**Exercise objective**
Reproduce each line bearing the word "JSON".

Begin Provided records

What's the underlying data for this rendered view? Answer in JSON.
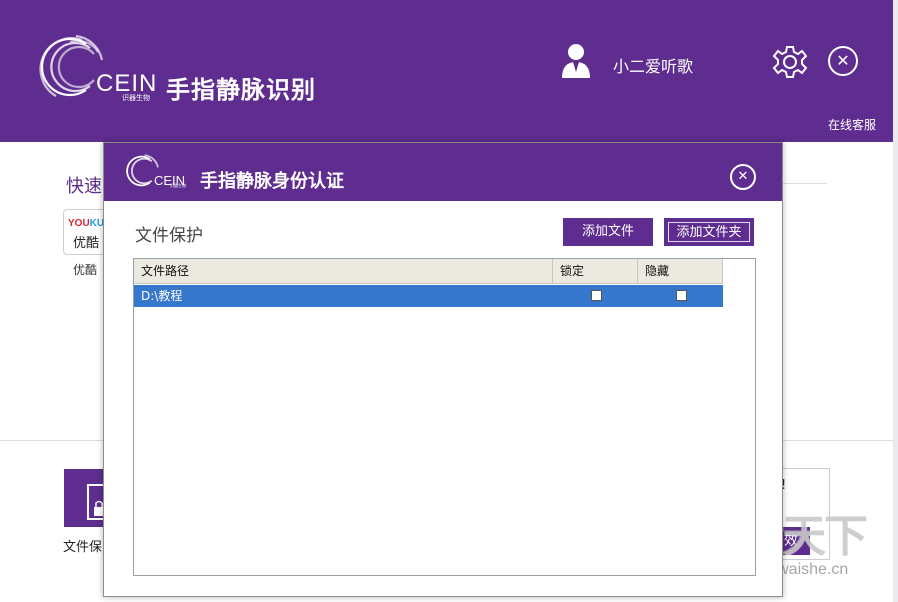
{
  "colors": {
    "brand_purple": "#5e2d8f",
    "row_selected": "#3477cc",
    "header_gray": "#ece9e0"
  },
  "main": {
    "logo_text": "CEIN",
    "logo_subtext": "识器生物",
    "title": "手指静脉识别",
    "user_icon": "user-icon",
    "user_name": "小二爱听歌",
    "settings_icon": "gear-icon",
    "close_icon": "close-icon",
    "online_service": "在线客服",
    "quick_label": "快速",
    "apps": [
      {
        "name": "优酷",
        "tile_text": "优酷",
        "logo": [
          "YOU",
          "KU"
        ]
      }
    ],
    "features": [
      {
        "label": "文件保"
      }
    ],
    "right_card": {
      "text": "!",
      "button": "效"
    }
  },
  "watermark": {
    "text": "外设天下",
    "url": "www.pcwaishe.cn"
  },
  "dialog": {
    "logo_text": "CEIN",
    "logo_subtext": "识器生物",
    "title": "手指静脉身份认证",
    "close_icon": "close-icon",
    "section_title": "文件保护",
    "buttons": {
      "add_file": "添加文件",
      "add_folder": "添加文件夹"
    },
    "table": {
      "columns": [
        "文件路径",
        "锁定",
        "隐藏"
      ],
      "rows": [
        {
          "path": "D:\\教程",
          "locked": false,
          "hidden": false
        }
      ]
    }
  }
}
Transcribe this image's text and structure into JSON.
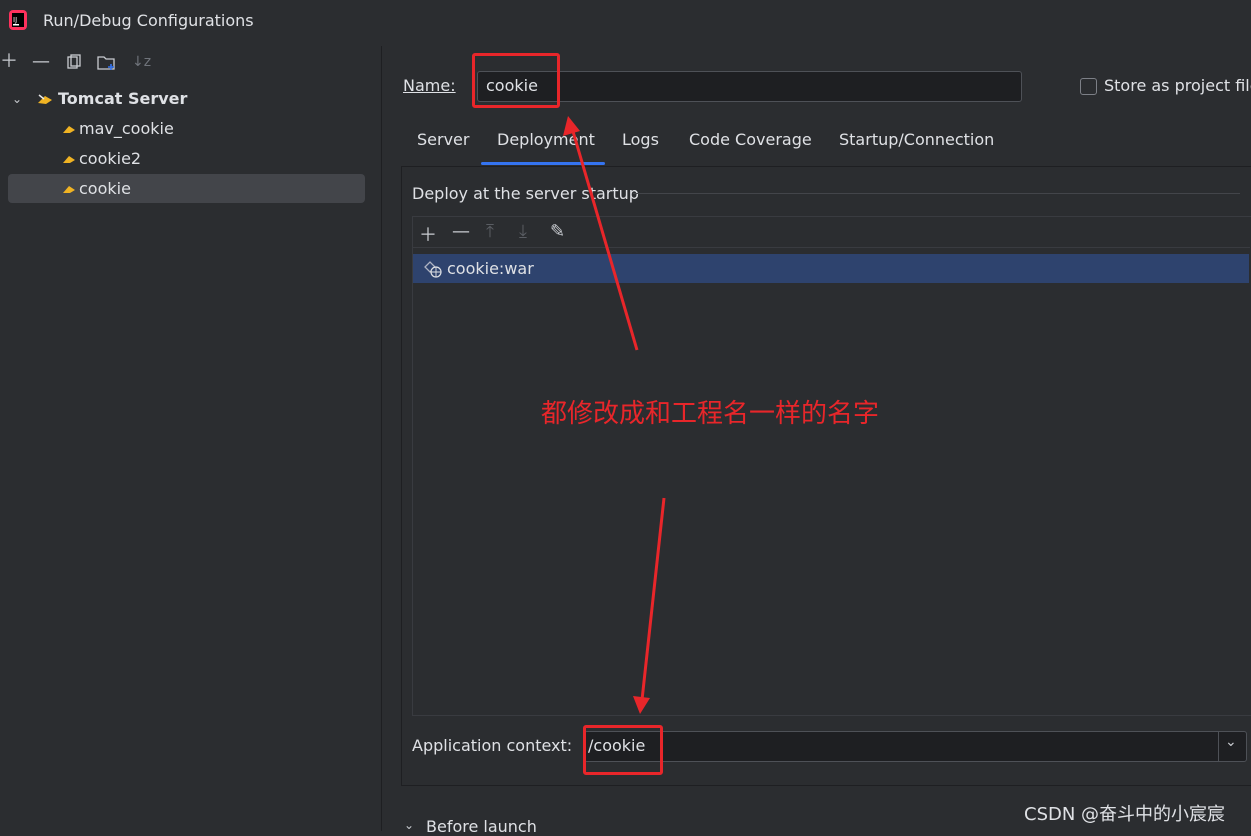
{
  "window": {
    "title": "Run/Debug Configurations"
  },
  "tree": {
    "group": "Tomcat Server",
    "items": [
      "mav_cookie",
      "cookie2",
      "cookie"
    ],
    "selected": "cookie"
  },
  "name_field": {
    "label": "Name:",
    "value": "cookie"
  },
  "store_checkbox": {
    "label": "Store as project file",
    "checked": false
  },
  "tabs": [
    "Server",
    "Deployment",
    "Logs",
    "Code Coverage",
    "Startup/Connection"
  ],
  "active_tab": "Deployment",
  "deploy": {
    "section_label": "Deploy at the server startup",
    "artifacts": [
      "cookie:war"
    ]
  },
  "app_context": {
    "label": "Application context:",
    "value": "/cookie"
  },
  "before_launch": "Before launch",
  "annotation": "都修改成和工程名一样的名字",
  "watermark": "CSDN @奋斗中的小宸宸",
  "colors": {
    "accent": "#3574f0",
    "annotation_red": "#e8262a",
    "selection": "#2e436e"
  }
}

End Provided records

**Answer**
What's the underlying data for this rendered view? Answer in JSON.
Transcribe this image's text and structure into JSON.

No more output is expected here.